Data excerpts

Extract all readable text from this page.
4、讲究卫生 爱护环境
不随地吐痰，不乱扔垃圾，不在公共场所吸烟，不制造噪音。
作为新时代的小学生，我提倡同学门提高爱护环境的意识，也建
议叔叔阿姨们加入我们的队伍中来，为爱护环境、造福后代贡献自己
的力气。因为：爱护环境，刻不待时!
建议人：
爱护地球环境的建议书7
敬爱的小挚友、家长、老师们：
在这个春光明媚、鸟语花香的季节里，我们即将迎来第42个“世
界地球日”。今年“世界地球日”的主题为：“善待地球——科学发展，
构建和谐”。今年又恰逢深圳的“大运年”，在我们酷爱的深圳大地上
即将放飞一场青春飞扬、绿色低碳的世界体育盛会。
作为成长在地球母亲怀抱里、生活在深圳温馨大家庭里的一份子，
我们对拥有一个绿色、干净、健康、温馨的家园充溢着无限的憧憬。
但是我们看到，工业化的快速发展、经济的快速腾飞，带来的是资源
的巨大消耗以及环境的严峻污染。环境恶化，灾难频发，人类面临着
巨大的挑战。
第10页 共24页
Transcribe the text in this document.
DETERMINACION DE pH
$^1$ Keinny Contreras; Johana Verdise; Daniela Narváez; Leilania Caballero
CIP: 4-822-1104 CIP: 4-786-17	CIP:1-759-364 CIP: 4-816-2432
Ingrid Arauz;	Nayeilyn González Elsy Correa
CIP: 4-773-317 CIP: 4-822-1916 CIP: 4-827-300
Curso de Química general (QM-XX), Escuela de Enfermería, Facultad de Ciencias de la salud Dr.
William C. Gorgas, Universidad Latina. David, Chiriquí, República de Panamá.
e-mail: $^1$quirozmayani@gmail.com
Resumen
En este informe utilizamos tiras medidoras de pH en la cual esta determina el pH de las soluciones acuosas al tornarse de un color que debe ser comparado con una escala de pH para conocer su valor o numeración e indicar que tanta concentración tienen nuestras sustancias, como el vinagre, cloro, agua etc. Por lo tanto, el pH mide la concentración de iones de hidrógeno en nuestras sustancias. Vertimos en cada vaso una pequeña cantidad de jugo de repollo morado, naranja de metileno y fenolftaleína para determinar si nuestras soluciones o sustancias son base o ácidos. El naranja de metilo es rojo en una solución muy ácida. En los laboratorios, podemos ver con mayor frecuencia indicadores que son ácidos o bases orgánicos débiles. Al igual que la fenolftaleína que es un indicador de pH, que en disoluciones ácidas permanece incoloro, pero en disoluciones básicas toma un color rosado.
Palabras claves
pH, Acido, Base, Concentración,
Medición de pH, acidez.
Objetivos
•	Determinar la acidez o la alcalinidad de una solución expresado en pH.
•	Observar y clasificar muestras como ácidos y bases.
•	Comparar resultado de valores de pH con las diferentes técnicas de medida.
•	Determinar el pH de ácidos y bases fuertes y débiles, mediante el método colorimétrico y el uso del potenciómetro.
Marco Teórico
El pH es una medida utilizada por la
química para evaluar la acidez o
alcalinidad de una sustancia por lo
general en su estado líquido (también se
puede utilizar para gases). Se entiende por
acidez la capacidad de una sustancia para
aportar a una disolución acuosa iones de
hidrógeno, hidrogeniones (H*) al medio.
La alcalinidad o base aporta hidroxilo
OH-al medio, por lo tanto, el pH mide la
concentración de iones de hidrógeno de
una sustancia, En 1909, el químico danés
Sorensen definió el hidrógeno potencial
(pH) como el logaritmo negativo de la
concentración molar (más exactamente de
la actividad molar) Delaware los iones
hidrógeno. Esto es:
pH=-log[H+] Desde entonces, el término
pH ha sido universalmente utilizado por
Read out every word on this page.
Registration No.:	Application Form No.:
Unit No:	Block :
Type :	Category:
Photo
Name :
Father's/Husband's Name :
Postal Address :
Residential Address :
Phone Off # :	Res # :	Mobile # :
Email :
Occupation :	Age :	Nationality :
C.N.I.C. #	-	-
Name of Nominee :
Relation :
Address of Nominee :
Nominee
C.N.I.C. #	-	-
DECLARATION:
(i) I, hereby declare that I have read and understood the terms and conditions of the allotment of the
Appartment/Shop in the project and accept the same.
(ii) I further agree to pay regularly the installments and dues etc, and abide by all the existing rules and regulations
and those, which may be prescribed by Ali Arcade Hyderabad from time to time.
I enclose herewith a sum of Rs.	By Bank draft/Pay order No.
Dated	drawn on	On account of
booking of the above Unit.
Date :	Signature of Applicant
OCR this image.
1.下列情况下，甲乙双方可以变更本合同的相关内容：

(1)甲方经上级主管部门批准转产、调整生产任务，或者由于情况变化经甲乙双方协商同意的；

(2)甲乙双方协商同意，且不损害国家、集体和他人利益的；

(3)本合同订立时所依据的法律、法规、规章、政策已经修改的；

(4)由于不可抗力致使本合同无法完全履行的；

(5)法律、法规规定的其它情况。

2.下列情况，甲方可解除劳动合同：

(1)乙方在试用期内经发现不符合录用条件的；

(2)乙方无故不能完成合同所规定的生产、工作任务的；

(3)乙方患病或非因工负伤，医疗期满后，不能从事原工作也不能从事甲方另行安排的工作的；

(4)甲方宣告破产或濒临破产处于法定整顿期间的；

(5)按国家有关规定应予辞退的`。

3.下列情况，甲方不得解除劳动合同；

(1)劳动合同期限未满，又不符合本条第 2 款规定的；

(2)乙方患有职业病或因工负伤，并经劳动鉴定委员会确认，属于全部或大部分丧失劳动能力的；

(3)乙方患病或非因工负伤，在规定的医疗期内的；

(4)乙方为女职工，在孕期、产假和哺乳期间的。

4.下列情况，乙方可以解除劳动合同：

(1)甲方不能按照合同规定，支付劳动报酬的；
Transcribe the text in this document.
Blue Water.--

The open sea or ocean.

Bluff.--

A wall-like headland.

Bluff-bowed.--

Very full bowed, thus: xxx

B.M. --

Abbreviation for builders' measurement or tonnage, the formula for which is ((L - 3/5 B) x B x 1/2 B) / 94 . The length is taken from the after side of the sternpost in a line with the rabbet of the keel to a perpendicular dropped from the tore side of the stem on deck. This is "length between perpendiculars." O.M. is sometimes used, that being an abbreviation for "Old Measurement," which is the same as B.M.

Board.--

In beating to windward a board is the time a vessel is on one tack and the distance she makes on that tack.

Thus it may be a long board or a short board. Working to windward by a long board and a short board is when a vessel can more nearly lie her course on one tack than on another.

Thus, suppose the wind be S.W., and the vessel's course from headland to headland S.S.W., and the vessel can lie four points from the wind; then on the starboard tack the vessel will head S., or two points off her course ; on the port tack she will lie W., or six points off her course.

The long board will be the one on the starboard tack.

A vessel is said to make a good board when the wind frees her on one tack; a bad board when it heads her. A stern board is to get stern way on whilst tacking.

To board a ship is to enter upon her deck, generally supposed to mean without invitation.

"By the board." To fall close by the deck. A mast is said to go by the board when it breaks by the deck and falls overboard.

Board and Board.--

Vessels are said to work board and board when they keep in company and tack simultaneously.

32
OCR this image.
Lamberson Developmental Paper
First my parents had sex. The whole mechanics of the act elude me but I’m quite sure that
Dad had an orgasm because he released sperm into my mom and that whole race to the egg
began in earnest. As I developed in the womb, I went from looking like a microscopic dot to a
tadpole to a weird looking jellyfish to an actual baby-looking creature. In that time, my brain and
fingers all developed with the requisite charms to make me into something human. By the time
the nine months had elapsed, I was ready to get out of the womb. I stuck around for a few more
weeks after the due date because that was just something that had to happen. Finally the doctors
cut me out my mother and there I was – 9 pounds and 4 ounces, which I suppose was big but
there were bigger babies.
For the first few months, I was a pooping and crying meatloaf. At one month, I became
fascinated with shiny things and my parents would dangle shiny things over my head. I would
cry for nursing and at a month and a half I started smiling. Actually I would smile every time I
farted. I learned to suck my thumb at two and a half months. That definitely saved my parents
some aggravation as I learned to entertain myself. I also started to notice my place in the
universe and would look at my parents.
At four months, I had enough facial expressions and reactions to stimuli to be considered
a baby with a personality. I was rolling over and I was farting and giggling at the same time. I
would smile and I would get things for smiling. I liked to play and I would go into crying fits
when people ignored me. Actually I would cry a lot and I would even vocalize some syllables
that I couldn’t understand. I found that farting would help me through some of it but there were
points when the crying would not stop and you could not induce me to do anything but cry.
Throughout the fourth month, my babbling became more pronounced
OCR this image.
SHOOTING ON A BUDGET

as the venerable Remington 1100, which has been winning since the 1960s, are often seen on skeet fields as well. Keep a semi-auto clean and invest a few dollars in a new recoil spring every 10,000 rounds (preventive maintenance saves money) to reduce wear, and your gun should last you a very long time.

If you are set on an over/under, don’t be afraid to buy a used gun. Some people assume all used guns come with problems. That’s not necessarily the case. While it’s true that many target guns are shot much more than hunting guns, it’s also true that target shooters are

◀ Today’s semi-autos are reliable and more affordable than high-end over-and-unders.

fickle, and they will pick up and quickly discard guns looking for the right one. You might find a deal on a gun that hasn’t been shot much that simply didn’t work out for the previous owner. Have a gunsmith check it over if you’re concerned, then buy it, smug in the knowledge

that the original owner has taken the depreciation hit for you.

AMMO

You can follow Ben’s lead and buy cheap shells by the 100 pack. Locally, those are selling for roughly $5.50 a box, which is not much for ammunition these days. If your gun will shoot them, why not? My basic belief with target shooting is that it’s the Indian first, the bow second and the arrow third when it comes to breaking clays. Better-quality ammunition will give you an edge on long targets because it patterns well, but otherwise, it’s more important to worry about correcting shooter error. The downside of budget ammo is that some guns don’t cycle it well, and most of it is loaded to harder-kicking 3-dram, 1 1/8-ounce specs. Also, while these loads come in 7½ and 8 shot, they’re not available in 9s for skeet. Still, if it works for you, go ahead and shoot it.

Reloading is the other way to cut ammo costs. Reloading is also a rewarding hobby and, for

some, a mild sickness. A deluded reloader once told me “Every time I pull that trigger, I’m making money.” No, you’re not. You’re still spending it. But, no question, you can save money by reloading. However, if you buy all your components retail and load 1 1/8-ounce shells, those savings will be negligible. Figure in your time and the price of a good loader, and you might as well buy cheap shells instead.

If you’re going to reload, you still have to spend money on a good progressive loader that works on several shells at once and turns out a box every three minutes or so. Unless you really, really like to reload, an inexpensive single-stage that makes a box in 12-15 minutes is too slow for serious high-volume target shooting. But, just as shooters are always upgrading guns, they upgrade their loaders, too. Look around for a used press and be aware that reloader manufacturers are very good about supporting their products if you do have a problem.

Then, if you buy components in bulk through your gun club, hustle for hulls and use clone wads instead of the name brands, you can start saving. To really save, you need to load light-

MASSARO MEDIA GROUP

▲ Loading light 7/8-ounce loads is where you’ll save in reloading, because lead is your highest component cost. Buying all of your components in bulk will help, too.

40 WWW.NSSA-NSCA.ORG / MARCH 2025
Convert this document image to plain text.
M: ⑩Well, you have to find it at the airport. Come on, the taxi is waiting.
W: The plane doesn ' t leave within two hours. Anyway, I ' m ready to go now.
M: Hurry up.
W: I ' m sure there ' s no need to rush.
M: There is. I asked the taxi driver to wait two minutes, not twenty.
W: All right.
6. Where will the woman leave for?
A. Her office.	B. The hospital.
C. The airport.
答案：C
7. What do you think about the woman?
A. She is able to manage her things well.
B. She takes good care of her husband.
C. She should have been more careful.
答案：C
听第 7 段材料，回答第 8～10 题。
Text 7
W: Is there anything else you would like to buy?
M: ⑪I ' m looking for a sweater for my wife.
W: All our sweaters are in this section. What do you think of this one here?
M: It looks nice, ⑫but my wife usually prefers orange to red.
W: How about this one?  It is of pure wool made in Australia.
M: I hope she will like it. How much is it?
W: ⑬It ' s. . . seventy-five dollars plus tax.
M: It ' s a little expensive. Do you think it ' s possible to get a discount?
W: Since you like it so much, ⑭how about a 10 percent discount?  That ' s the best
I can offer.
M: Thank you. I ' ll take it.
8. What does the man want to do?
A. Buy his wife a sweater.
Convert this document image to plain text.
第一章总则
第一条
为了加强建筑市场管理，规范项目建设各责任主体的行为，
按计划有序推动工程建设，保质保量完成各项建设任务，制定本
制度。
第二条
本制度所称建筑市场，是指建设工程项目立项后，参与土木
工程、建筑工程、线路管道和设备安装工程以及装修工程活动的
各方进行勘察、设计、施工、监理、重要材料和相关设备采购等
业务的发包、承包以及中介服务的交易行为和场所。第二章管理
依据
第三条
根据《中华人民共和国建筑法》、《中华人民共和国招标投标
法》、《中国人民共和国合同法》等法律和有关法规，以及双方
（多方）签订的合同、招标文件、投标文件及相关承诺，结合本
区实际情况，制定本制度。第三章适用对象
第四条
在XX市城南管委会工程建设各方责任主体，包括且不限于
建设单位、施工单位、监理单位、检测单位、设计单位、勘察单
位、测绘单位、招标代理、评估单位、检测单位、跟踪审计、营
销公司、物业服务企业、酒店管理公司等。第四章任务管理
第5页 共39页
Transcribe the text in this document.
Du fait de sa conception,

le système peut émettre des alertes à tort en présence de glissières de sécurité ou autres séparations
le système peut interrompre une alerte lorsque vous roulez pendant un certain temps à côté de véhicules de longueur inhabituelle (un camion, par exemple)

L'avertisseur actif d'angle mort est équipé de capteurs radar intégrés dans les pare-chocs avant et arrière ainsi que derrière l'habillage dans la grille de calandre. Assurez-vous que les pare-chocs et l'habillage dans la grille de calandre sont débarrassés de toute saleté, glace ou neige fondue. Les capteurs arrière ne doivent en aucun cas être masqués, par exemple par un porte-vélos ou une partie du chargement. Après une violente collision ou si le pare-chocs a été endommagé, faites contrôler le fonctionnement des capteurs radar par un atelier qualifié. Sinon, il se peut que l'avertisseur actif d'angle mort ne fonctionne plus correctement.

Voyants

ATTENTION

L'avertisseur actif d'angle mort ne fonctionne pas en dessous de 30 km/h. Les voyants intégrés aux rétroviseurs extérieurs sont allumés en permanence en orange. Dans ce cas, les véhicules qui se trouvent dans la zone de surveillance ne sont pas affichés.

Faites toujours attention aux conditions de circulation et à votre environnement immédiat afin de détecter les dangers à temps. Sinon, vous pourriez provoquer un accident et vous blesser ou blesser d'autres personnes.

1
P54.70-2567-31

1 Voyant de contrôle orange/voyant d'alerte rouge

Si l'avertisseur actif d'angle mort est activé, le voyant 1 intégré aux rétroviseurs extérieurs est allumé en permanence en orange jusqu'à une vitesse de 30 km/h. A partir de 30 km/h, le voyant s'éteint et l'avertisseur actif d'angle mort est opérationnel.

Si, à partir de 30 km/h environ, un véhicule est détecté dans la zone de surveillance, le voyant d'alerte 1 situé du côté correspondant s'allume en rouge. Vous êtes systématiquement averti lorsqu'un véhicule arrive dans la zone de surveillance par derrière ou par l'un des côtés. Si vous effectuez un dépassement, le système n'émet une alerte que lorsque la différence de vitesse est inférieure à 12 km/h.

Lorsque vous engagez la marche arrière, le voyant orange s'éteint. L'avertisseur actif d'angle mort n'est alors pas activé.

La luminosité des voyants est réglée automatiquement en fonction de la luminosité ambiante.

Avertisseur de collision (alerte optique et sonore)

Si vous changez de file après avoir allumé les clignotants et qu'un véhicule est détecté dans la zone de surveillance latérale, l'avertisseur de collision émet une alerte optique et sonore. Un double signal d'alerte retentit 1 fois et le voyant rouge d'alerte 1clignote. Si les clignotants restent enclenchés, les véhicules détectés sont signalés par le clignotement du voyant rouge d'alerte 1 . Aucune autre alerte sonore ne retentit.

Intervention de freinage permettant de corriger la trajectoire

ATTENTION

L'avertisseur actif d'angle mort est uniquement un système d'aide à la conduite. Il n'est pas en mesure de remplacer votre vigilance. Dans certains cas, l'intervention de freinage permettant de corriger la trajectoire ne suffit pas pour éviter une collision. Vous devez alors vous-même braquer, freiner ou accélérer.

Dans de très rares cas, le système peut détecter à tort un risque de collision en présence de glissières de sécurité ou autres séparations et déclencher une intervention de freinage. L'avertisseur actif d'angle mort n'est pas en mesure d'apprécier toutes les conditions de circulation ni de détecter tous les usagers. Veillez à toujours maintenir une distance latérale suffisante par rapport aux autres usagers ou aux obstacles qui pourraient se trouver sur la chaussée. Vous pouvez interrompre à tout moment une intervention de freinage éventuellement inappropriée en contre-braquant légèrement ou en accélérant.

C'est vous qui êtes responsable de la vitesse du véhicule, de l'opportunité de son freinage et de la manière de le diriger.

_Prompt_.
State the number of lines in the records that include "starboard", and write nothing else.

_Final answer_.
2